=== ОТРЫВОК ТЕКСТА ===

Путешествие на Восток, которое можно пожелать каждому историку
Путешествие на Восток, которое можно пожелать каждому историку
«Я был немало удивлен, когда весной 1936 года господин Марадиан, глава торгового представительства СССР в Праге, начал вести со мной переговоры относительно лекций, которые по его предложению я должен был прочитать в Советском Союзе. Сначала речь даже шла о длительном переезде в Советский Союз…» (Советское правительство предложило Грозному кафедру в университете, какой он сам выберет, на время, которое он сам определит, и финансовые средства на раскопки, которые он сам наметит). Грозный, однако, хотел остаться в Праге. Тогда Советское правительство официально пригласило его прочесть лекции в университетах и академиях Москвы, Ленинграда и Тбилиси.
«Я охотно принял это приглашение: мне представлялась редкая возможность не только ознакомить советскую общественность с эпохальными открытиями новой хеттологической науки, поразительным образом изменившей наши взгляды на историю древнего Востока, но и вблизи познакомиться с чрезвычайно интересной современной жизнью Советского Союза. В период своего пребывания в Советском Союзе я получил дополнительные приглашения прочесть лекции в университетах и академиях Баку, столицы Азербайджанской республики, Еревана, столицы Армянской республики, и, наконец, Киева, столицы Украинской республики. С 7 ноября по 21 декабря 1936 года я мог, следовательно, посетить пять советских республик и познакомиться прежде всего с их культурной жизнью».
Перед отъездом Грозного профессор Зденек Неедлы попросил его рассказать потом о своих впечатлениях от путешествия в журнале «Прага — Москва».
— Уважаемый коллега и друг, Вы же знаете, я не коммунист, и то, что я напишу, может Вам не понравиться!
— Напишите о том, что увидите, в чем сами убедитесь, — отвечал Зденек Неедлы, — напишите правду! Нам это определенно понравится. Скорее кому-нибудь другому это будет не по вкусу.
И Грозный написал. Притом не короткую статью, а целый публицистический цикл «В пяти Советских республиках», который выходил с продолжениями в пяти номерах этого журнала (1937–1938), а затем был издан отдельной брошюрой.

=== КОРОТКОЕ ЗАДАНИЕ ===
Перепишите слово в слово часть отрывка о поездке Грозного в Советский Союз: от слов «Перед отъездом Грозного» до слов «Вам не понравиться!» включительно. Следующие строки взяты из другого источника.

=== ИСХОДНЫЕ ДАННЫЕ ===
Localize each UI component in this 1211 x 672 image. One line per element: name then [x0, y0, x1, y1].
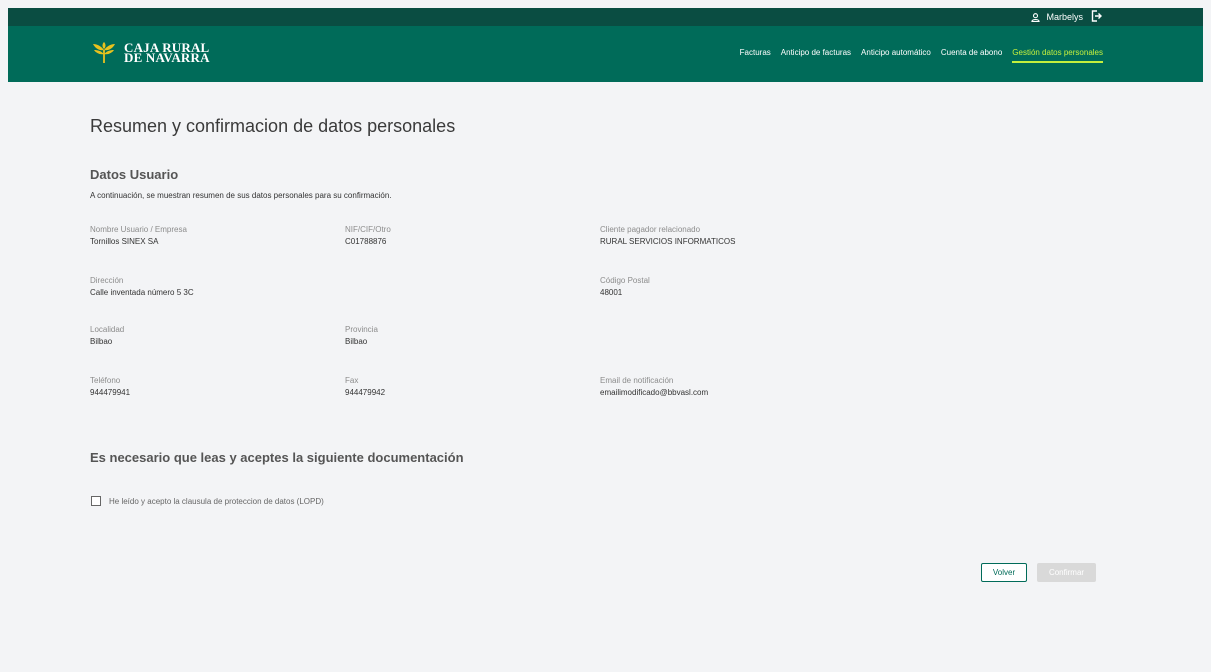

=== ПИСЬМЕННЫЙ ОТВЕТ ===
Перед отъездом Грозного профессор Зденек Неедлы попросил его рассказать потом о своих впечатлениях от путешествия в журнале «Прага — Москва».
— Уважаемый коллега и друг, Вы же знаете, я не коммунист, и то, что я напишу, может Вам не понравиться!